Records from a collection of figures:

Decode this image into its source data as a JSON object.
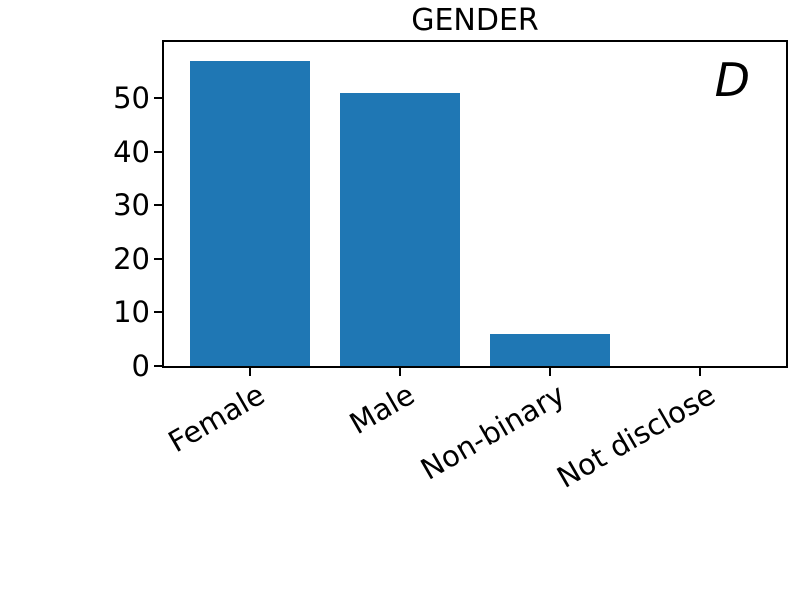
{
  "chart_data": {
    "type": "bar",
    "title": "GENDER",
    "panel_label": "D",
    "categories": [
      "Female",
      "Male",
      "Non-binary",
      "Not disclose"
    ],
    "values": [
      57,
      51,
      6,
      0
    ],
    "bar_color": "#1f77b4",
    "axis_color": "#000000",
    "background_color": "#ffffff",
    "xlabel": "",
    "ylabel": "",
    "ylim": [
      0,
      60.5
    ],
    "yticks": [
      0,
      10,
      20,
      30,
      40,
      50
    ],
    "xtick_rotation_deg": 30,
    "grid": false,
    "legend": "none"
  }
}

[Directive]
Copy each line in full and exactly, omitting any picture.

[Final answer]
Decode this image into its source data as a JSON object.
{
  "chart_data": {
    "type": "bar",
    "title": "GENDER",
    "panel_label": "D",
    "categories": [
      "Female",
      "Male",
      "Non-binary",
      "Not disclose"
    ],
    "values": [
      57,
      51,
      6,
      0
    ],
    "bar_color": "#1f77b4",
    "axis_color": "#000000",
    "background_color": "#ffffff",
    "xlabel": "",
    "ylabel": "",
    "ylim": [
      0,
      60.5
    ],
    "yticks": [
      0,
      10,
      20,
      30,
      40,
      50
    ],
    "xtick_rotation_deg": 30,
    "grid": false,
    "legend": "none"
  }
}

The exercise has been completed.